**JOB**
Transcribe each record below word for word.

**DATASET ROWS**
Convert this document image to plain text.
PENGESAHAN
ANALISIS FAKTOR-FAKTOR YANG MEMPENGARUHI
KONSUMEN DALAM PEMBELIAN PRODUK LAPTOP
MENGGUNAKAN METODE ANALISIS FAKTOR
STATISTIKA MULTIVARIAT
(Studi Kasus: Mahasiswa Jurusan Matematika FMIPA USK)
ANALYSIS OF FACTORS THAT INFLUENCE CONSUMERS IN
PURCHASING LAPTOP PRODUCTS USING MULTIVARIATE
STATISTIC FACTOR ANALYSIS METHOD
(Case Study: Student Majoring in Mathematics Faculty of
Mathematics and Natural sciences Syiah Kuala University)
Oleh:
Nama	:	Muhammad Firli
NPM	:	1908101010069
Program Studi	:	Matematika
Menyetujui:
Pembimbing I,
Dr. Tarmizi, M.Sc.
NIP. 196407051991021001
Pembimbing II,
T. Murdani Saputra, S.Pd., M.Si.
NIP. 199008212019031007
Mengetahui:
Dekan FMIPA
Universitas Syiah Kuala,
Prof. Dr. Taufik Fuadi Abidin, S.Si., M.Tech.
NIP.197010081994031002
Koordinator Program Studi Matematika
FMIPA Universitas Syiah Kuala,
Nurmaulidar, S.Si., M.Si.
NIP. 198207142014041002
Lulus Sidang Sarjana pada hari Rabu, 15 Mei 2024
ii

**CORRECT ANSWER**
Convert this document image to plain text.
PENGESAHAN
ANALISIS FAKTOR-FAKTOR YANG MEMPENGARUHI
KONSUMEN DALAM PEMBELIAN PRODUK LAPTOP
MENGGUNAKAN METODE ANALISIS FAKTOR
STATISTIKA MULTIVARIAT
(Studi Kasus: Mahasiswa Jurusan Matematika FMIPA USK)
ANALYSIS OF FACTORS THAT INFLUENCE CONSUMERS IN
PURCHASING LAPTOP PRODUCTS USING MULTIVARIATE
STATISTIC FACTOR ANALYSIS METHOD
(Case Study: Student Majoring in Mathematics Faculty of
Mathematics and Natural sciences Syiah Kuala University)
Oleh:
Nama	:	Muhammad Firli
NPM	:	1908101010069
Program Studi	:	Matematika
Menyetujui:
Pembimbing I,
Dr. Tarmizi, M.Sc.
NIP. 196407051991021001
Pembimbing II,
T. Murdani Saputra, S.Pd., M.Si.
NIP. 199008212019031007
Mengetahui:
Dekan FMIPA
Universitas Syiah Kuala,
Prof. Dr. Taufik Fuadi Abidin, S.Si., M.Tech.
NIP.197010081994031002
Koordinator Program Studi Matematika
FMIPA Universitas Syiah Kuala,
Nurmaulidar, S.Si., M.Si.
NIP. 198207142014041002
Lulus Sidang Sarjana pada hari Rabu, 15 Mei 2024
ii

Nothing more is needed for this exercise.